— start of LISTED RECORDS —

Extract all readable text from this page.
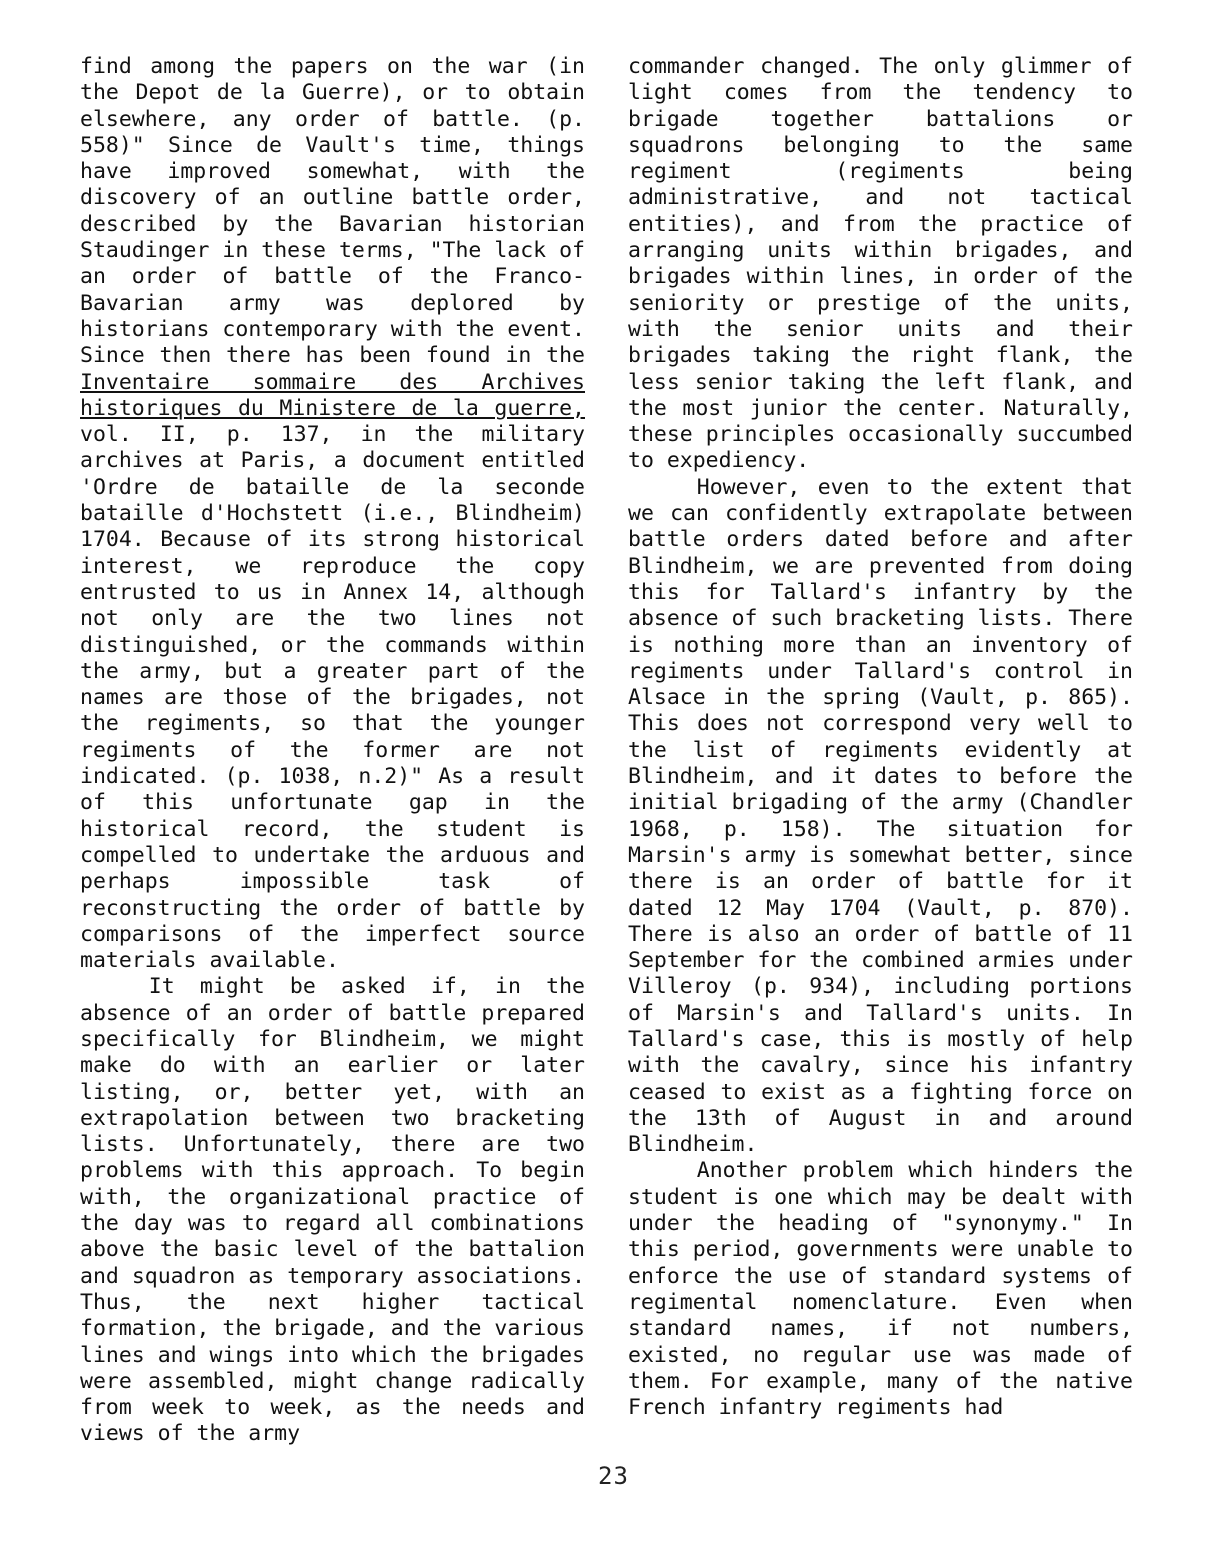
find among the papers on the war (in the Depot de la Guerre), or to obtain elsewhere, any order of battle. (p. 558)" Since de Vault's time, things have improved somewhat, with the discovery of an outline battle order, described by the Bavarian historian Staudinger in these terms, "The lack of an order of battle of the Franco-Bavarian army was deplored by historians contemporary with the event. Since then there has been found in the Inventaire sommaire des Archives historiques du Ministere de la guerre, vol. II, p. 137, in the military archives at Paris, a document entitled 'Ordre de bataille de la seconde bataille d'Hochstett (i.e., Blindheim) 1704. Because of its strong historical interest, we reproduce the copy entrusted to us in Annex 14, although not only are the two lines not distinguished, or the commands within the army, but a greater part of the names are those of the brigades, not the regiments, so that the younger regiments of the former are not indicated. (p. 1038, n.2)" As a result of this unfortunate gap in the historical record, the student is compelled to undertake the arduous and perhaps impossible task of reconstructing the order of battle by comparisons of the imperfect source materials available.

It might be asked if, in the absence of an order of battle prepared specifically for Blindheim, we might make do with an earlier or later listing, or, better yet, with an extrapolation between two bracketing lists. Unfortunately, there are two problems with this approach. To begin with, the organizational practice of the day was to regard all combinations above the basic level of the battalion and squadron as temporary associations. Thus, the next higher tactical formation, the brigade, and the various lines and wings into which the brigades were assembled, might change radically from week to week, as the needs and views of the army

commander changed. The only glimmer of light comes from the tendency to brigade together battalions or squadrons belonging to the same regiment (regiments being administrative, and not tactical entities), and from the practice of arranging units within brigades, and brigades within lines, in order of the seniority or prestige of the units, with the senior units and their brigades taking the right flank, the less senior taking the left flank, and the most junior the center. Naturally, these principles occasionally succumbed to expediency.

However, even to the extent that we can confidently extrapolate between battle orders dated before and after Blindheim, we are prevented from doing this for Tallard's infantry by the absence of such bracketing lists. There is nothing more than an inventory of regiments under Tallard's control in Alsace in the spring (Vault, p. 865). This does not correspond very well to the list of regiments evidently at Blindheim, and it dates to before the initial brigading of the army (Chandler 1968, p. 158). The situation for Marsin's army is somewhat better, since there is an order of battle for it dated 12 May 1704 (Vault, p. 870). There is also an order of battle of 11 September for the combined armies under Villeroy (p. 934), including portions of Marsin's and Tallard's units. In Tallard's case, this is mostly of help with the cavalry, since his infantry ceased to exist as a fighting force on the 13th of August in and around Blindheim.

Another problem which hinders the student is one which may be dealt with under the heading of "synonymy." In this period, governments were unable to enforce the use of standard systems of regimental nomenclature. Even when standard names, if not numbers, existed, no regular use was made of them. For example, many of the native French infantry regiments had

23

— end of LISTED RECORDS —

[EXERCISE OBJECTIVE] Make an exact copy of the records shown above, without the pictures.

[RIGHT ANSWER]
Extract all readable text from this page.
find among the papers on the war (in the Depot de la Guerre), or to obtain elsewhere, any order of battle. (p. 558)" Since de Vault's time, things have improved somewhat, with the discovery of an outline battle order, described by the Bavarian historian Staudinger in these terms, "The lack of an order of battle of the Franco-Bavarian army was deplored by historians contemporary with the event. Since then there has been found in the Inventaire sommaire des Archives historiques du Ministere de la guerre, vol. II, p. 137, in the military archives at Paris, a document entitled 'Ordre de bataille de la seconde bataille d'Hochstett (i.e., Blindheim) 1704. Because of its strong historical interest, we reproduce the copy entrusted to us in Annex 14, although not only are the two lines not distinguished, or the commands within the army, but a greater part of the names are those of the brigades, not the regiments, so that the younger regiments of the former are not indicated. (p. 1038, n.2)" As a result of this unfortunate gap in the historical record, the student is compelled to undertake the arduous and perhaps impossible task of reconstructing the order of battle by comparisons of the imperfect source materials available.

It might be asked if, in the absence of an order of battle prepared specifically for Blindheim, we might make do with an earlier or later listing, or, better yet, with an extrapolation between two bracketing lists. Unfortunately, there are two problems with this approach. To begin with, the organizational practice of the day was to regard all combinations above the basic level of the battalion and squadron as temporary associations. Thus, the next higher tactical formation, the brigade, and the various lines and wings into which the brigades were assembled, might change radically from week to week, as the needs and views of the army

commander changed. The only glimmer of light comes from the tendency to brigade together battalions or squadrons belonging to the same regiment (regiments being administrative, and not tactical entities), and from the practice of arranging units within brigades, and brigades within lines, in order of the seniority or prestige of the units, with the senior units and their brigades taking the right flank, the less senior taking the left flank, and the most junior the center. Naturally, these principles occasionally succumbed to expediency.

However, even to the extent that we can confidently extrapolate between battle orders dated before and after Blindheim, we are prevented from doing this for Tallard's infantry by the absence of such bracketing lists. There is nothing more than an inventory of regiments under Tallard's control in Alsace in the spring (Vault, p. 865). This does not correspond very well to the list of regiments evidently at Blindheim, and it dates to before the initial brigading of the army (Chandler 1968, p. 158). The situation for Marsin's army is somewhat better, since there is an order of battle for it dated 12 May 1704 (Vault, p. 870). There is also an order of battle of 11 September for the combined armies under Villeroy (p. 934), including portions of Marsin's and Tallard's units. In Tallard's case, this is mostly of help with the cavalry, since his infantry ceased to exist as a fighting force on the 13th of August in and around Blindheim.

Another problem which hinders the student is one which may be dealt with under the heading of "synonymy." In this period, governments were unable to enforce the use of standard systems of regimental nomenclature. Even when standard names, if not numbers, existed, no regular use was made of them. For example, many of the native French infantry regiments had

23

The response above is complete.